[Stored data]
============

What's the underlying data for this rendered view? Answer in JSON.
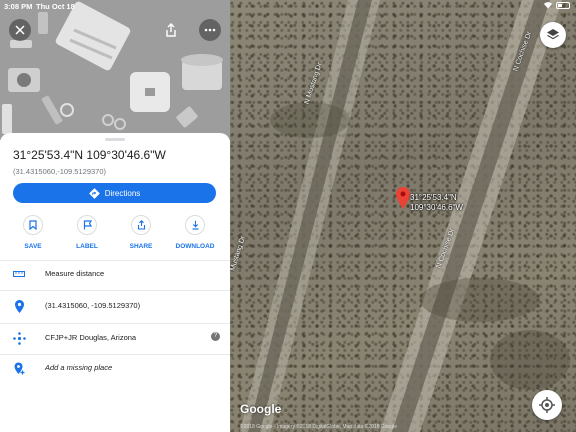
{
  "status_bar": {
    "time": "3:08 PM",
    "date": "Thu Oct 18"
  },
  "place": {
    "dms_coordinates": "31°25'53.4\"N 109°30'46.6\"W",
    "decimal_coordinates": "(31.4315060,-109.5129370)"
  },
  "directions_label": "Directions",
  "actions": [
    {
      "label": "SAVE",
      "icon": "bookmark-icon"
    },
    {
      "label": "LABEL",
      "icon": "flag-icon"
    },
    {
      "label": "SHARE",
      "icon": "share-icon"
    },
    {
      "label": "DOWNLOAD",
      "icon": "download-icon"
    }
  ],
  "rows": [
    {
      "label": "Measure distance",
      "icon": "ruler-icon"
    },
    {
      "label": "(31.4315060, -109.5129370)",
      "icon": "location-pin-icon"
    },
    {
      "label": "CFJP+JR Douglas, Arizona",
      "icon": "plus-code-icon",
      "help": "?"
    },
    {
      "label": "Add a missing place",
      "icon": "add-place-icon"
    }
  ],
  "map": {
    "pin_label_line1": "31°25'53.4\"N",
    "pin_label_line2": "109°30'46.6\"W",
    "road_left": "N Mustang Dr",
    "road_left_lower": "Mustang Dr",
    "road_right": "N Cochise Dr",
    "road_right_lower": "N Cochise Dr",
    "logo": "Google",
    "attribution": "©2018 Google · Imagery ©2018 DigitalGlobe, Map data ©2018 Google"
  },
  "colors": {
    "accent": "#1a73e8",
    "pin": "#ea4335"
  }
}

============

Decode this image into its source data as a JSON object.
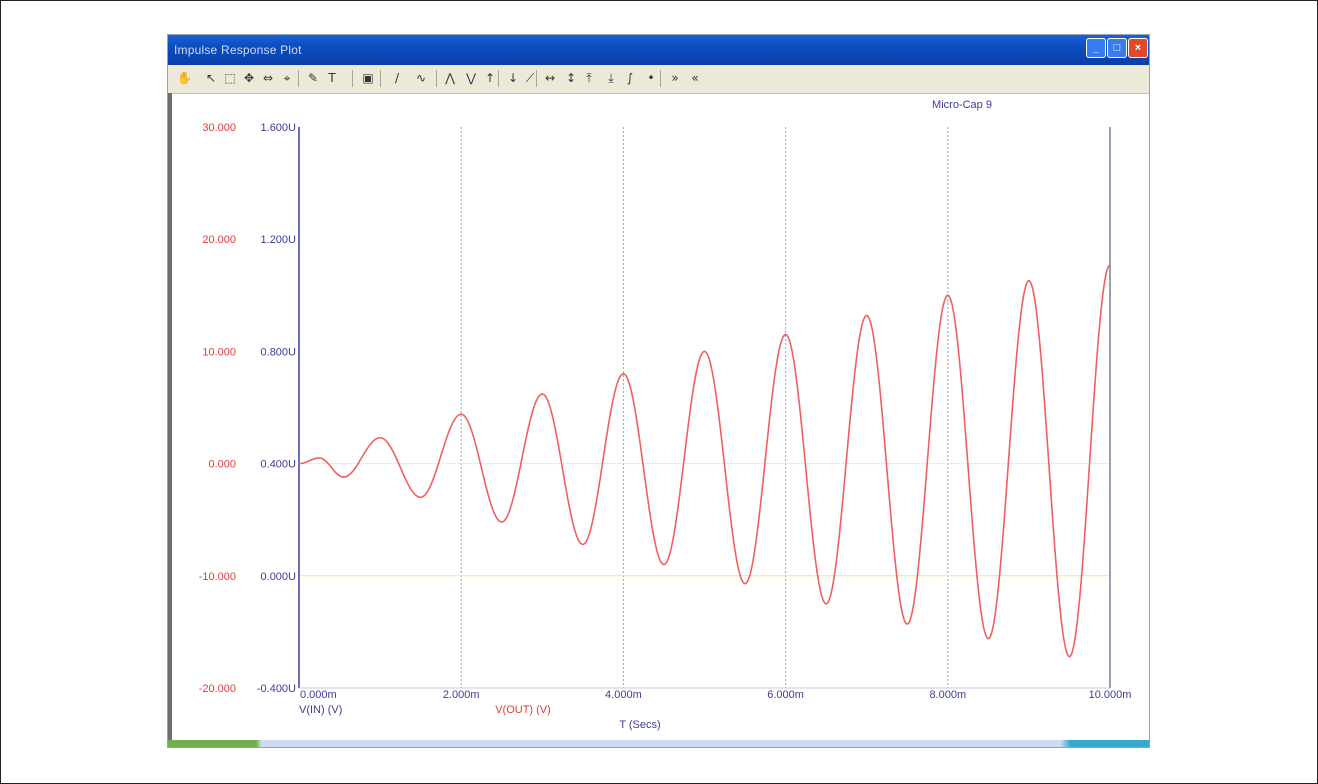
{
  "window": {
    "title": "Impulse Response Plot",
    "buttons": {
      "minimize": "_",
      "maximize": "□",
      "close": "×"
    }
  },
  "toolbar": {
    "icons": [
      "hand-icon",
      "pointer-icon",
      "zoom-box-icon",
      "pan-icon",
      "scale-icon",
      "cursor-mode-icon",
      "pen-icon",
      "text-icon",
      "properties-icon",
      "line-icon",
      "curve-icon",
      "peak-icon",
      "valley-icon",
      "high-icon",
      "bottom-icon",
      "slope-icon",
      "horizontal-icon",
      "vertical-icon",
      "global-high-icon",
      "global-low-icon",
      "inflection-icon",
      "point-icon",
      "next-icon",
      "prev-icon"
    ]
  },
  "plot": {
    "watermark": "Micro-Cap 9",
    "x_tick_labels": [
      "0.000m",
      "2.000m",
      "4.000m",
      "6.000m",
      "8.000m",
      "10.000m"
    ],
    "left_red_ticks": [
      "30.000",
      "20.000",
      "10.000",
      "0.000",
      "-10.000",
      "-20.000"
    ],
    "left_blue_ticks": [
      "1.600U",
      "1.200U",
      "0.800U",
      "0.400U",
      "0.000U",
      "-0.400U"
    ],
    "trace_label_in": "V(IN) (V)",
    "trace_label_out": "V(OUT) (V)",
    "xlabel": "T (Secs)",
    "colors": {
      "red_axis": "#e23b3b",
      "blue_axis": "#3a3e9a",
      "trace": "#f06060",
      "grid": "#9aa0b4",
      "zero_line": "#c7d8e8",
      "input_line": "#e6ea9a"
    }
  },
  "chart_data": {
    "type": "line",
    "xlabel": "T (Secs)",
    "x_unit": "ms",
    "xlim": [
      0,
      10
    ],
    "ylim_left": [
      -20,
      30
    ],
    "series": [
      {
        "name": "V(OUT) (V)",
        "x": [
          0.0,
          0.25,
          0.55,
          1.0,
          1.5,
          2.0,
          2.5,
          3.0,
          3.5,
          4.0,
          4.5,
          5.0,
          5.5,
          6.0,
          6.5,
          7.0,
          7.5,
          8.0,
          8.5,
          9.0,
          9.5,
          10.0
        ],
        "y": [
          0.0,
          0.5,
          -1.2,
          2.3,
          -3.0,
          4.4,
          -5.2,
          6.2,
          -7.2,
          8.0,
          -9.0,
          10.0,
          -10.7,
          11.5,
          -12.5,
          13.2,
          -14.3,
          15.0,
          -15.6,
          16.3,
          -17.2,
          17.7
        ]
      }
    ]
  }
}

============

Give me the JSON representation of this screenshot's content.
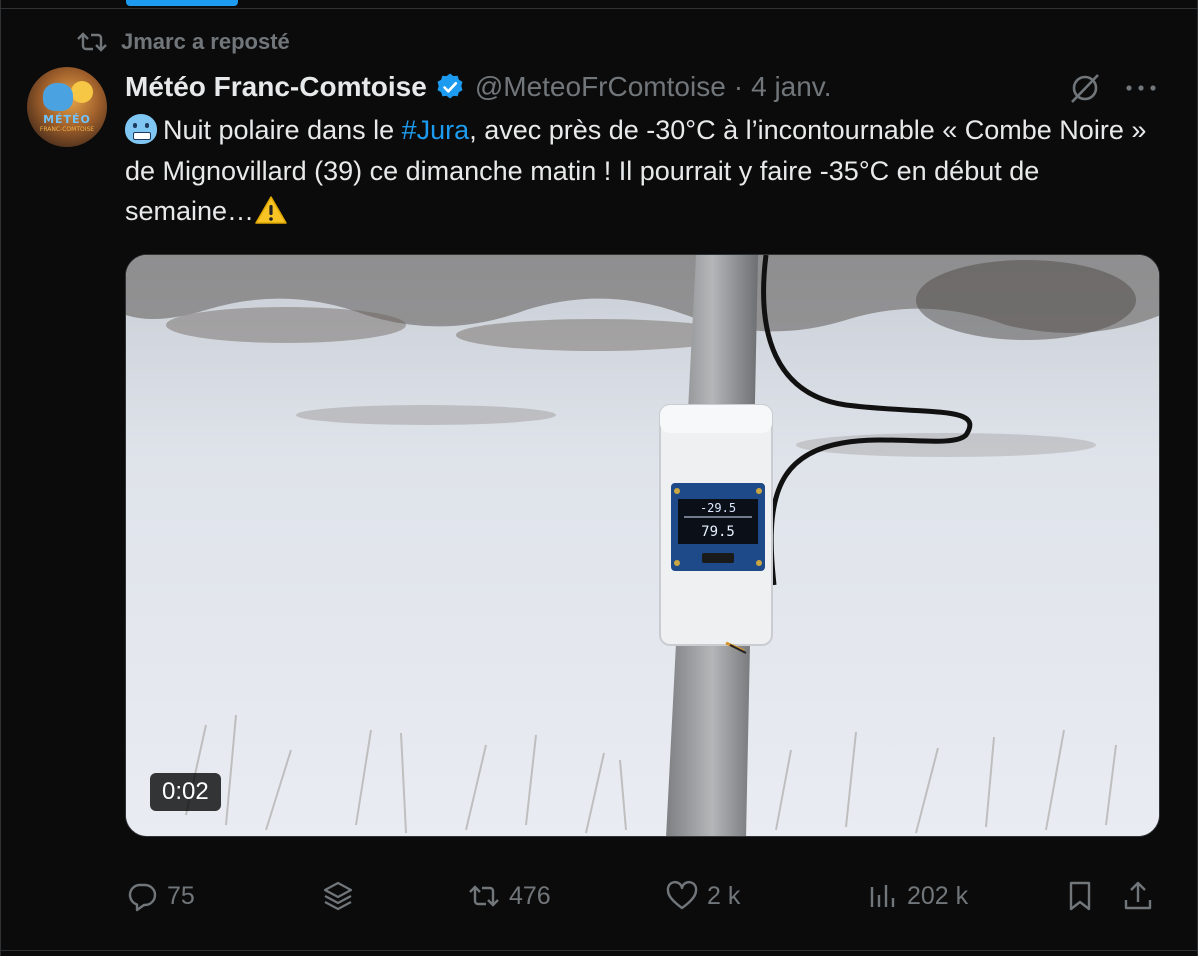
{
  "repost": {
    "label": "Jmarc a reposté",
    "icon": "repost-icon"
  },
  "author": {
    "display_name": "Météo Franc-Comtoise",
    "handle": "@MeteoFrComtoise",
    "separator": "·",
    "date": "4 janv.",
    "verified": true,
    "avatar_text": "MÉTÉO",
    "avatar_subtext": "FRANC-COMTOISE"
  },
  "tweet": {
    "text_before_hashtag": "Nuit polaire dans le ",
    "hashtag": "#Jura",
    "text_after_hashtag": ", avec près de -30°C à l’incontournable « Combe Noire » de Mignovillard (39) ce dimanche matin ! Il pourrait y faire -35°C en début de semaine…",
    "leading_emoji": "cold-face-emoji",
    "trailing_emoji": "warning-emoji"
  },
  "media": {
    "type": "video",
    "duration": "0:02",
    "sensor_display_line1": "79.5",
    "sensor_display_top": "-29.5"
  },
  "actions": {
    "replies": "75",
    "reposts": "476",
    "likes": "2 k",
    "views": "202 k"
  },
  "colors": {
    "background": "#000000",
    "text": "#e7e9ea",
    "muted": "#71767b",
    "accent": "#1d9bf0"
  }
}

============

_INSTRUCTIONS TO FOLLOW:_
Gather all lines where the word "place" appears.

_RIGHT ANSWER:_
  "place": {
      "label": "Add a missing place",
      "icon": "add-place-icon"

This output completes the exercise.